*Source text:*
◇ ◇ ◇
Network of Suppliers
Rail lubricant suppliers in the region include Petrolube (K) Ltd., the sole licensee for Fuchs Oil Middle East Ltd., which operates a lubricant manufacturing plant in Tanzania with yearly capacity to blend 22,000 metric tons of lubricants and 2,000 tons of greases. Fuchs is known for its specialty rail lubricants, such as the Renolin grease and Titan engine oil ranges. However, the supply volumes to rail operators in the region could not be immediately determined.
Vivo Energy is the licensed marketer in East Africa of Shell lubricants including GadusRail S2, a range of lithium soap wheel flange greases for railroad tracks, which can also be used in construction, mining and agricultural equipment.
Other oil marketers involved in supplying transport lubricants to the region include Total, Kenolkobil, National Oil Kenya and Gulf Energy, as well as smaller local and international manufacturers such as Whitmore from Texas and French specialty lubricants firm Condat, available in South Africa.
Wrong Side of the Tracks
Despite these large rail investments, the specialty lubricants market could be out of pocket after the governments of Kenya and Uganda terminated the 25-year concession to operate nearly 2,500 km of the Kenya-Uganda meter-gauge railway line by Rift Valley Railways (RVR) 13 years early, citing RVRs failure to maintain the track and rolling stock and pay its debts. By the end of 2016, RVR had accrued concession fees arrears of $3.8 million and $1.7 million in unpaid rent.
We needed to have fuel, lubricants and other consumables, RVR CEO Isaiah Okoth said, in defense of his companys lack of investment in infrastructure.
One of the leading fuel and lubricant suppliers to RVR was Hass Petroleum, which in 2014 contracted to deliver 100 million liters of diesel in Kenya and Uganda until the end of 2017. This was to meet the 65 percent increase in RVRs annual fuel consumption after the railway concessionaire added 25 more locomotives to its fleet.
Neither RVR nor Hass Petroleum, which is known for its Atroil diesel engine oils and Premium LX3 grease, responded to queries on whether they had an existing lube supply contract and what happens to these commitments with the termination of the Kenya-Uganda railway concession.
By the end of RVRs concessions, its freight traffic in Kenya had decreased by 9.3 percent from almost 1.56 million metric tons in 2015 to 1.43 million tons in 2016. In addition, the number of passenger journeys shrank by 7.3 percent from 2,359 in 2015 to 2,186 in 2016, according to Zachary Mwangi, director general of the Kenya Bureau of Statistics.
Further Woes
In a region where cargo and passengers mostly go by road, the new opportunities for rail lube suppliers are a disadvantage for heavy-duty engine oil marketers.
According to Tanzania Investment, for example, road accounts for more than 90 percent of passengers and 75 percent of freight traffic in the country.
The Tanzania-Zambia Railway Authority reported an increase in cargo volumes to 150,000 metric tons by June 2016 from the 88,000 tons in the same period the previous year after the governments of Tanzania and Zambia that jointly own the 1,860-km Cape gauge line linking the two countries injected an additional $36 million with the support of China. The authority is aiming for future loads totaling 380,000 tons, with an investment plan of at least $250 million on new locomotives, wagons, rehabilitation and maintenance works.
East Africa is dependent on buses and logistics companies transporting goods and rail is already reducing goods and passenger flow, and this will only increase with time, Petrolubes Kassam said.
One of our customers has seen a 30 percent fall already in the passengers they used to transport using their buses from Mombasa to Nairobi. Once the night shift of the SGR starts, their business will likely further decline, he said.
◇ ◇ ◇
*Data shown:*
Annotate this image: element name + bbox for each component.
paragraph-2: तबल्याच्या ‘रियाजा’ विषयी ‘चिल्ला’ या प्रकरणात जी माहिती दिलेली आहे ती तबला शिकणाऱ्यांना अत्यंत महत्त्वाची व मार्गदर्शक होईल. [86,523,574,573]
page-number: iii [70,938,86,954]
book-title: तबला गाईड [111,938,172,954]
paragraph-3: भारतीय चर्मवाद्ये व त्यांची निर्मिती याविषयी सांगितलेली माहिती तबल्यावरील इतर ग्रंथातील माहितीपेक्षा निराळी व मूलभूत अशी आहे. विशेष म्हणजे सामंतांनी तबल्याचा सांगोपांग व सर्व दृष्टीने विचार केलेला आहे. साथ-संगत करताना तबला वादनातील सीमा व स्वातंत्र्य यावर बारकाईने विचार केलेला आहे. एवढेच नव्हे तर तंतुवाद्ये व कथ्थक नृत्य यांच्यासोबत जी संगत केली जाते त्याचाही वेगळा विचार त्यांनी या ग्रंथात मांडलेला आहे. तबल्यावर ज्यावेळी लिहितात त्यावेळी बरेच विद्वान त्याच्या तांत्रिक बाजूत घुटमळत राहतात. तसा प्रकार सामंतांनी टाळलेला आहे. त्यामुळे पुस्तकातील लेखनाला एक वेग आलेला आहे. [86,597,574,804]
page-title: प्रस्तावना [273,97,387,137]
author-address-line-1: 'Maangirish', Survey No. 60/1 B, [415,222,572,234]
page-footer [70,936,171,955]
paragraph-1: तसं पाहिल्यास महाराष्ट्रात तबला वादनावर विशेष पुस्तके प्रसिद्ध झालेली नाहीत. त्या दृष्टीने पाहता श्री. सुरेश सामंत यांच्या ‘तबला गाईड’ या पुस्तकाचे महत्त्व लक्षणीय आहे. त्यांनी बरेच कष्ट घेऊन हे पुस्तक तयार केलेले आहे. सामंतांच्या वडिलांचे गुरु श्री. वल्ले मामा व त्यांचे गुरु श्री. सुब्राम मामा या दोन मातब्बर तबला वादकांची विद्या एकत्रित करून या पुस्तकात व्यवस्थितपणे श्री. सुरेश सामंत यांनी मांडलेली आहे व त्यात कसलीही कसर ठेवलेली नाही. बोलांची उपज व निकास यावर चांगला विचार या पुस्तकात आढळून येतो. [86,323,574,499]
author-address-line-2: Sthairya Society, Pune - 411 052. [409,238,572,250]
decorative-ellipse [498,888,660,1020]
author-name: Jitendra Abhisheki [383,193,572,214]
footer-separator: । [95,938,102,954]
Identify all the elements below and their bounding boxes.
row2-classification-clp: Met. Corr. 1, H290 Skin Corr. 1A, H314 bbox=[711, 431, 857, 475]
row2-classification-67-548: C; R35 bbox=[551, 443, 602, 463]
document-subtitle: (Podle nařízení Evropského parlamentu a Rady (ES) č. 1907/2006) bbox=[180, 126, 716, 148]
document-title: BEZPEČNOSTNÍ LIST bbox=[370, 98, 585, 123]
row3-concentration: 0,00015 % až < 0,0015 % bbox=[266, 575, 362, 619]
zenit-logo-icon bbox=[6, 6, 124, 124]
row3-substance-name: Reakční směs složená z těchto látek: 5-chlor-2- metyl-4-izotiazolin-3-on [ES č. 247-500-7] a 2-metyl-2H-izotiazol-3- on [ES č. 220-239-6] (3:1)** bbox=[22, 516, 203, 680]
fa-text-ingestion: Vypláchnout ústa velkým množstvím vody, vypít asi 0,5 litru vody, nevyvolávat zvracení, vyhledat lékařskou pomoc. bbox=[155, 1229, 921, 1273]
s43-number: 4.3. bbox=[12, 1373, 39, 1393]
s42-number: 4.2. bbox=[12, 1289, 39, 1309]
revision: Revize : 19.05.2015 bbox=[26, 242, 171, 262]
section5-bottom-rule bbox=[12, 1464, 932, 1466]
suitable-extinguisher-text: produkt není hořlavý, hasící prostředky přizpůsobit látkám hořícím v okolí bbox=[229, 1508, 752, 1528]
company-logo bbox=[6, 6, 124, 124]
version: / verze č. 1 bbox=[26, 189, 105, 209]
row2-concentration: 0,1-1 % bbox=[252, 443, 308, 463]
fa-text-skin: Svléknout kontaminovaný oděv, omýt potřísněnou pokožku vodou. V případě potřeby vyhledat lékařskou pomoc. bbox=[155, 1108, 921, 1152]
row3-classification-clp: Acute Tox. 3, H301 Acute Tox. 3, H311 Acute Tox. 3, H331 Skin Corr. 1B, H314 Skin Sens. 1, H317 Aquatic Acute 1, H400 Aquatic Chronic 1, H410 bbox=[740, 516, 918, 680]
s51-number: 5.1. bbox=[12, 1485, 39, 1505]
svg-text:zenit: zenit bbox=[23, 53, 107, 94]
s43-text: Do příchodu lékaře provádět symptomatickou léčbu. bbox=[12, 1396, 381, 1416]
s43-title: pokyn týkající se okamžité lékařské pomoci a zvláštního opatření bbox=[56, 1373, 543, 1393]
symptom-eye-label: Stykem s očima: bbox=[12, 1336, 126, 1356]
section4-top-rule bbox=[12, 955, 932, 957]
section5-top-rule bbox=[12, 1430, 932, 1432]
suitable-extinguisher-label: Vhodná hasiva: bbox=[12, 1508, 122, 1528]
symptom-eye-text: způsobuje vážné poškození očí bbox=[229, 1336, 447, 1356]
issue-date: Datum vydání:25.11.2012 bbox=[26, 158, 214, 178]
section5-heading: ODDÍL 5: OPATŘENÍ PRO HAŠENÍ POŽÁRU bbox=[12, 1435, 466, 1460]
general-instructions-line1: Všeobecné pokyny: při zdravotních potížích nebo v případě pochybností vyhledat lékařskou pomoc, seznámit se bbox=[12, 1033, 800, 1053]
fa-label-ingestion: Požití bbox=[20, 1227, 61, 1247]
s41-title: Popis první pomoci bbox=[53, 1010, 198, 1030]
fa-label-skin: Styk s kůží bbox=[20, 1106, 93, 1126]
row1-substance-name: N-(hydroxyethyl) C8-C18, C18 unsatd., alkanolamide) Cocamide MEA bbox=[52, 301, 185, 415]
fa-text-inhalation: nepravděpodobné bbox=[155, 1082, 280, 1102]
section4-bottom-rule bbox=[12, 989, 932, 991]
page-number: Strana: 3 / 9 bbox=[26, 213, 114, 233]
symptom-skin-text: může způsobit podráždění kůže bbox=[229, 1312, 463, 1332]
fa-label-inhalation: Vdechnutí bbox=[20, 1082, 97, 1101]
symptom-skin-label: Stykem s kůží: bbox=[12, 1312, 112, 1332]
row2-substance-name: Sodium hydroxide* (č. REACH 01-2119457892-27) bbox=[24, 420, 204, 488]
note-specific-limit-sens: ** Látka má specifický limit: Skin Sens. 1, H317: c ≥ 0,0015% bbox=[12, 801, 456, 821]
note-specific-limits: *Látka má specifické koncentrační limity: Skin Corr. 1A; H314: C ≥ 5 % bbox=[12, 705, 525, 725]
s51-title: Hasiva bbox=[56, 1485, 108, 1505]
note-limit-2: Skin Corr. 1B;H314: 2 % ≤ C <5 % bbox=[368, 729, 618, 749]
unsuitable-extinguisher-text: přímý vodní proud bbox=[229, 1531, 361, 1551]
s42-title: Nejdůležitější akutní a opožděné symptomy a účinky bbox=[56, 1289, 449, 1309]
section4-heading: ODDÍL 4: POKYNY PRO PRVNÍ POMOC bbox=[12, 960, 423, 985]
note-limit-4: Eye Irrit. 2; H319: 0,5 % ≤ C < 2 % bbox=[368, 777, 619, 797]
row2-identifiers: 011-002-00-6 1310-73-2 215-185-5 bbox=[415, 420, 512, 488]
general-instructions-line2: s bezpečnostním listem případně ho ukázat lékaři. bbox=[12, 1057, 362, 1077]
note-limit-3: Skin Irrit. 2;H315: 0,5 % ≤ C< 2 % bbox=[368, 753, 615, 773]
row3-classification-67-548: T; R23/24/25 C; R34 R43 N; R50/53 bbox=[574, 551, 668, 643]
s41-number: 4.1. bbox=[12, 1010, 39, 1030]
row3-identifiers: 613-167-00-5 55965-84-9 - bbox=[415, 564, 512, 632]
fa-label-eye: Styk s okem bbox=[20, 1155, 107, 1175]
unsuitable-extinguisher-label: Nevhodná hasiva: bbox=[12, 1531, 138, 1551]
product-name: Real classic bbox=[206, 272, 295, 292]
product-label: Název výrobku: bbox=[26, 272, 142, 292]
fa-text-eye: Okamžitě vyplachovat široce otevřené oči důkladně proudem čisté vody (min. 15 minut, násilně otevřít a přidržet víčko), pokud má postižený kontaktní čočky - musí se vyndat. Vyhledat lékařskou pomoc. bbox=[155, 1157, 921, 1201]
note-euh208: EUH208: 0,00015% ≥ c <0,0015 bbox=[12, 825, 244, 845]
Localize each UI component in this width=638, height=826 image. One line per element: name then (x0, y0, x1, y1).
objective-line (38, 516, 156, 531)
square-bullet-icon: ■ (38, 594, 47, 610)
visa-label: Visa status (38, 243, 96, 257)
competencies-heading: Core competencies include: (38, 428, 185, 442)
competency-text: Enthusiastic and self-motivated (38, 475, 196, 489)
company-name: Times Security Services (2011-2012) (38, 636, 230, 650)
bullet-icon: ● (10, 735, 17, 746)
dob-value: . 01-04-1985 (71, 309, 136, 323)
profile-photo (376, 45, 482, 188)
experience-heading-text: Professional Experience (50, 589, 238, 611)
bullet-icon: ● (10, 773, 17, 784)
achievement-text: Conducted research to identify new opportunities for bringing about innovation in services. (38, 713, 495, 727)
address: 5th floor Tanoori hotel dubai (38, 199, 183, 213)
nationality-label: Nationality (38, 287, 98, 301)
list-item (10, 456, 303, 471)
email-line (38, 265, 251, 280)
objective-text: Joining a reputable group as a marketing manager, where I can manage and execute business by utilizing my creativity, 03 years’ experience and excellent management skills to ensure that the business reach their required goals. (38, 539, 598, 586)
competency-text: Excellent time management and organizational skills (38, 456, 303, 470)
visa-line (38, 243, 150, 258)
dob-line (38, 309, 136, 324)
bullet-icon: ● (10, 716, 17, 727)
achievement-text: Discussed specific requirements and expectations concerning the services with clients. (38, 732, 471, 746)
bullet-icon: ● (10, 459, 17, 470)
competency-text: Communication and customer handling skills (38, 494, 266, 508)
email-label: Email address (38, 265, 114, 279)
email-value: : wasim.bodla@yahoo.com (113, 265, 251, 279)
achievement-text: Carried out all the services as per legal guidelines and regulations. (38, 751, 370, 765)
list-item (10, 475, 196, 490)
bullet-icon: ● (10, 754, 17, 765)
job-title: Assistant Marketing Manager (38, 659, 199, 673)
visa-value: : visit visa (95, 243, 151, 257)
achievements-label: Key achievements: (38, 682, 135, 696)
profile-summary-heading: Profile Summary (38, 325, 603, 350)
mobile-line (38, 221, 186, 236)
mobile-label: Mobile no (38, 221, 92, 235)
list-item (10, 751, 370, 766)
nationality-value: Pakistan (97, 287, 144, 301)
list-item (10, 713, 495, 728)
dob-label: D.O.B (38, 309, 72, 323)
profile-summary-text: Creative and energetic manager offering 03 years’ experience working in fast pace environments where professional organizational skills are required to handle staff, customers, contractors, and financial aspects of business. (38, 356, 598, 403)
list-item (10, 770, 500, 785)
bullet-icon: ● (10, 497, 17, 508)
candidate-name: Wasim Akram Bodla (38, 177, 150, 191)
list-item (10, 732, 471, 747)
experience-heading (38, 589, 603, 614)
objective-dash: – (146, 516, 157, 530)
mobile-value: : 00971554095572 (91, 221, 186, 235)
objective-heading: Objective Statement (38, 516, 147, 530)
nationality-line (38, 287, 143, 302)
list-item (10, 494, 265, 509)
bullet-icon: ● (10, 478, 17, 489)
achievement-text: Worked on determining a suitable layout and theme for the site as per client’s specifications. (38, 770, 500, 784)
◇ ◇ ◇
*Tasks:*
1) List every company named in the sentence of the rail lubricants article that begins "Other oil marketers involved".
2) According to the rail lubricants article, how much had Rift Valley Railways accrued in concession fees arrears by the end of 2016?

*Task answers:*
1) Total, Kenolkobil, National Oil Kenya, Gulf Energy, Whitmore and Condat.

2) $3.8 million.